* Brief:
Every line of the material is to be quoted verbatim, minus the pictures.

====================

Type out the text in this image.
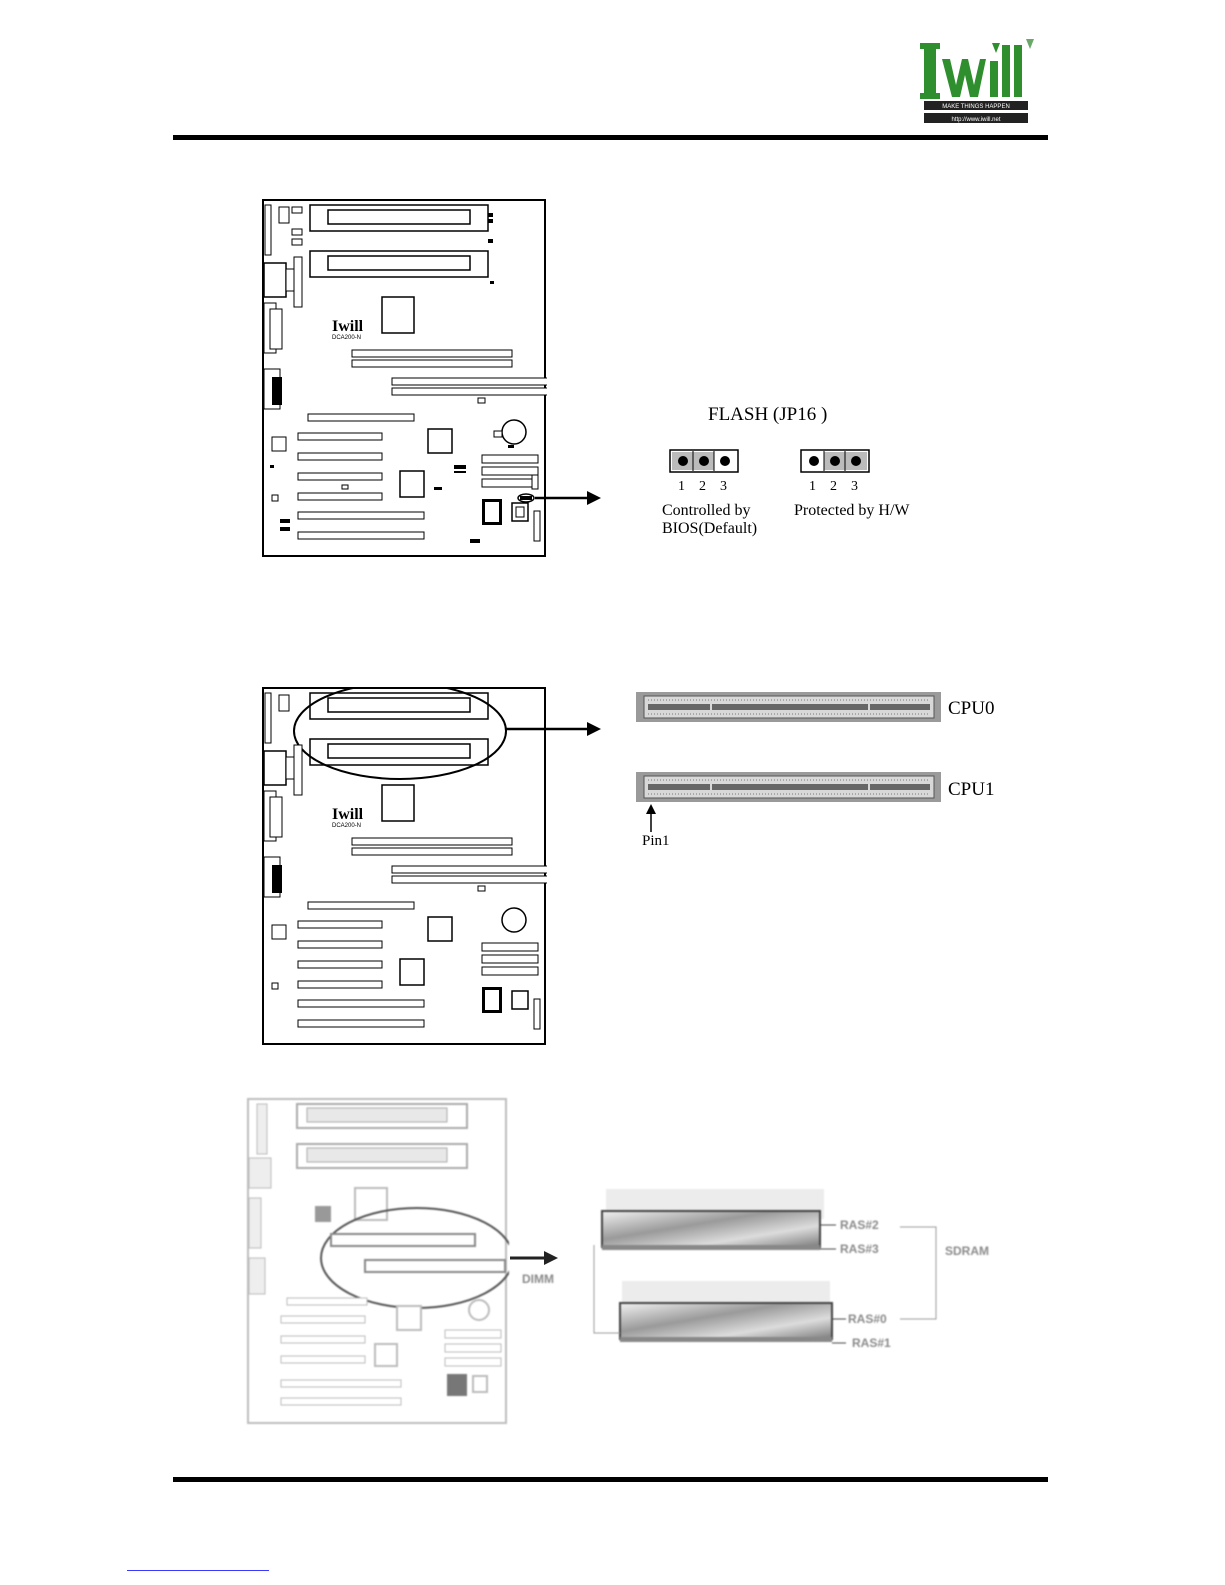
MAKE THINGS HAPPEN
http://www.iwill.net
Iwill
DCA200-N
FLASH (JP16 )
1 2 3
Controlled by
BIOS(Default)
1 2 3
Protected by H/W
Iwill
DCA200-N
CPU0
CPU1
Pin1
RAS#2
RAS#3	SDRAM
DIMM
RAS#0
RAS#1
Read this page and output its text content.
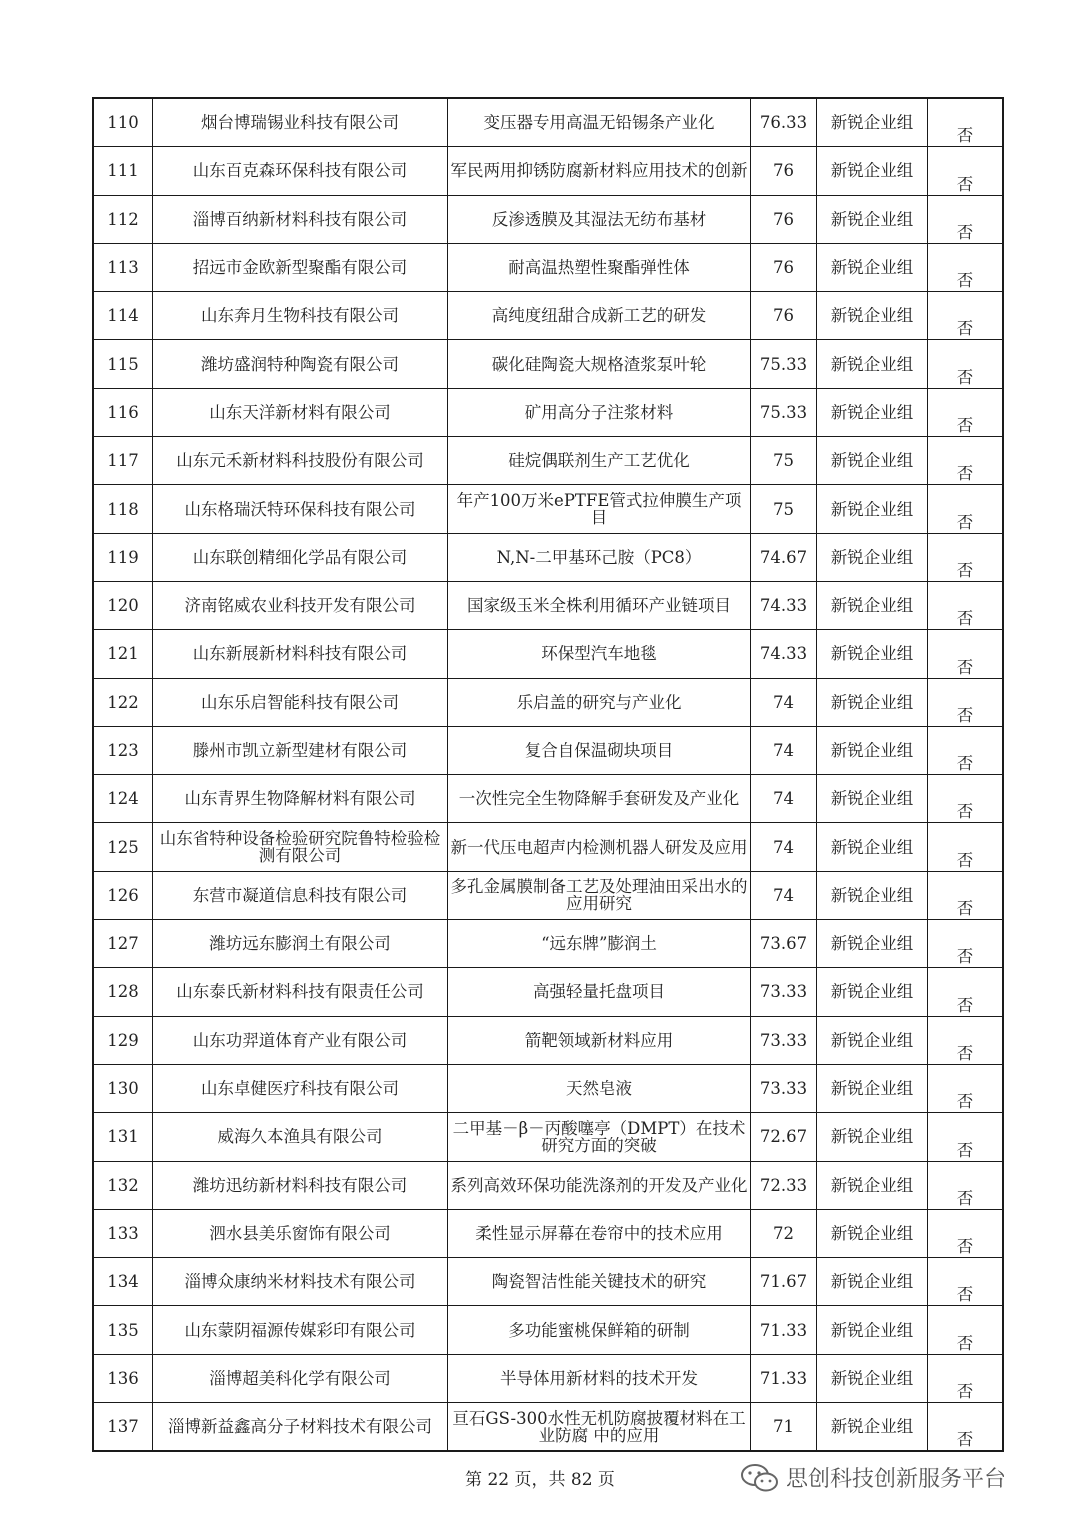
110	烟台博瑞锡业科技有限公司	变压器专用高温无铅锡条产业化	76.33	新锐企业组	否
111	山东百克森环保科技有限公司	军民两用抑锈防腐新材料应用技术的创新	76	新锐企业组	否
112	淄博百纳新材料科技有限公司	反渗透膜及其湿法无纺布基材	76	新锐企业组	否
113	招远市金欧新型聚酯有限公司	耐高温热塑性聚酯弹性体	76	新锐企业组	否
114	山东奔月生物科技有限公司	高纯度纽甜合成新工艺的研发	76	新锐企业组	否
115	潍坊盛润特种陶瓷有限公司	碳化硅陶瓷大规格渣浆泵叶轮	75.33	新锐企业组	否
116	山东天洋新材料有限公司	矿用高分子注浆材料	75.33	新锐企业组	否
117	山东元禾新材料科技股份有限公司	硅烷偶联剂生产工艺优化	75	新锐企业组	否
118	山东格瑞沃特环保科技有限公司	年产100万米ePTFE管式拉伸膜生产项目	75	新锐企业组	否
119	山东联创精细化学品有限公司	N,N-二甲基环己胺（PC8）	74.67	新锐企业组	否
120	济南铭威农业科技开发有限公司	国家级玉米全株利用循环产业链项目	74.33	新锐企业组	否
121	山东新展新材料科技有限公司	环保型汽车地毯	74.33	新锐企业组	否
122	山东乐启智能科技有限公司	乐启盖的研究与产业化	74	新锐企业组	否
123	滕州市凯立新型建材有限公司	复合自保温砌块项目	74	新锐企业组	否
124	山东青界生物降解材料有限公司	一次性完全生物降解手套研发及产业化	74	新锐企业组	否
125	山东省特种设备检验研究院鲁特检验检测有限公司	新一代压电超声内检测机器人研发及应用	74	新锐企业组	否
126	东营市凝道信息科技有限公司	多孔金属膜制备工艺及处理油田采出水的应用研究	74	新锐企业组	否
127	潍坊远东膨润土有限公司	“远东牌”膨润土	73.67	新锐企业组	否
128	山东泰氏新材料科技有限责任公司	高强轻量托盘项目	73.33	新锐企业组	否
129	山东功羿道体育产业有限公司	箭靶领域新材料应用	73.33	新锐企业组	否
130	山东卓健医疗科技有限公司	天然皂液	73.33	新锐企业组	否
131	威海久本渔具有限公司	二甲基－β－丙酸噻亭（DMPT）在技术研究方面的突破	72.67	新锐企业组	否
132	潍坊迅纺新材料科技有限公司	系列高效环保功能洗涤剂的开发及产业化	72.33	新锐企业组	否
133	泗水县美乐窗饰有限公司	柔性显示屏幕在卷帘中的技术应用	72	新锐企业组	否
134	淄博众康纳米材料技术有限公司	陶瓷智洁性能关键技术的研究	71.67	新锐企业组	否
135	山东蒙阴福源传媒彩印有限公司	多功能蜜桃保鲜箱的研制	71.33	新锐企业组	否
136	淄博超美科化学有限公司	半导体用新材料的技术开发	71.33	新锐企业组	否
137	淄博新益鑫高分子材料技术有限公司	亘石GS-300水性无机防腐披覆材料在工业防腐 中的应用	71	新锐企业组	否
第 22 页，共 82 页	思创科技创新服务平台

====================

* Expected output:
Type out the text in this image.
MAKE THINGS HAPPEN
http://www.iwill.net
Iwill
DCA200-N
FLASH (JP16 )
1 2 3
Controlled by
BIOS(Default)
1 2 3
Protected by H/W
Iwill
DCA200-N
CPU0
CPU1
Pin1
RAS#2
RAS#3	SDRAM
DIMM
RAS#0
RAS#1
Read this page and output its text content.
110	烟台博瑞锡业科技有限公司	变压器专用高温无铅锡条产业化	76.33	新锐企业组	否
111	山东百克森环保科技有限公司	军民两用抑锈防腐新材料应用技术的创新	76	新锐企业组	否
112	淄博百纳新材料科技有限公司	反渗透膜及其湿法无纺布基材	76	新锐企业组	否
113	招远市金欧新型聚酯有限公司	耐高温热塑性聚酯弹性体	76	新锐企业组	否
114	山东奔月生物科技有限公司	高纯度纽甜合成新工艺的研发	76	新锐企业组	否
115	潍坊盛润特种陶瓷有限公司	碳化硅陶瓷大规格渣浆泵叶轮	75.33	新锐企业组	否
116	山东天洋新材料有限公司	矿用高分子注浆材料	75.33	新锐企业组	否
117	山东元禾新材料科技股份有限公司	硅烷偶联剂生产工艺优化	75	新锐企业组	否
118	山东格瑞沃特环保科技有限公司	年产100万米ePTFE管式拉伸膜生产项目	75	新锐企业组	否
119	山东联创精细化学品有限公司	N,N-二甲基环己胺（PC8）	74.67	新锐企业组	否
120	济南铭威农业科技开发有限公司	国家级玉米全株利用循环产业链项目	74.33	新锐企业组	否
121	山东新展新材料科技有限公司	环保型汽车地毯	74.33	新锐企业组	否
122	山东乐启智能科技有限公司	乐启盖的研究与产业化	74	新锐企业组	否
123	滕州市凯立新型建材有限公司	复合自保温砌块项目	74	新锐企业组	否
124	山东青界生物降解材料有限公司	一次性完全生物降解手套研发及产业化	74	新锐企业组	否
125	山东省特种设备检验研究院鲁特检验检测有限公司	新一代压电超声内检测机器人研发及应用	74	新锐企业组	否
126	东营市凝道信息科技有限公司	多孔金属膜制备工艺及处理油田采出水的应用研究	74	新锐企业组	否
127	潍坊远东膨润土有限公司	“远东牌”膨润土	73.67	新锐企业组	否
128	山东泰氏新材料科技有限责任公司	高强轻量托盘项目	73.33	新锐企业组	否
129	山东功羿道体育产业有限公司	箭靶领域新材料应用	73.33	新锐企业组	否
130	山东卓健医疗科技有限公司	天然皂液	73.33	新锐企业组	否
131	威海久本渔具有限公司	二甲基－β－丙酸噻亭（DMPT）在技术研究方面的突破	72.67	新锐企业组	否
132	潍坊迅纺新材料科技有限公司	系列高效环保功能洗涤剂的开发及产业化	72.33	新锐企业组	否
133	泗水县美乐窗饰有限公司	柔性显示屏幕在卷帘中的技术应用	72	新锐企业组	否
134	淄博众康纳米材料技术有限公司	陶瓷智洁性能关键技术的研究	71.67	新锐企业组	否
135	山东蒙阴福源传媒彩印有限公司	多功能蜜桃保鲜箱的研制	71.33	新锐企业组	否
136	淄博超美科化学有限公司	半导体用新材料的技术开发	71.33	新锐企业组	否
137	淄博新益鑫高分子材料技术有限公司	亘石GS-300水性无机防腐披覆材料在工业防腐 中的应用	71	新锐企业组	否
第 22 页，共 82 页	思创科技创新服务平台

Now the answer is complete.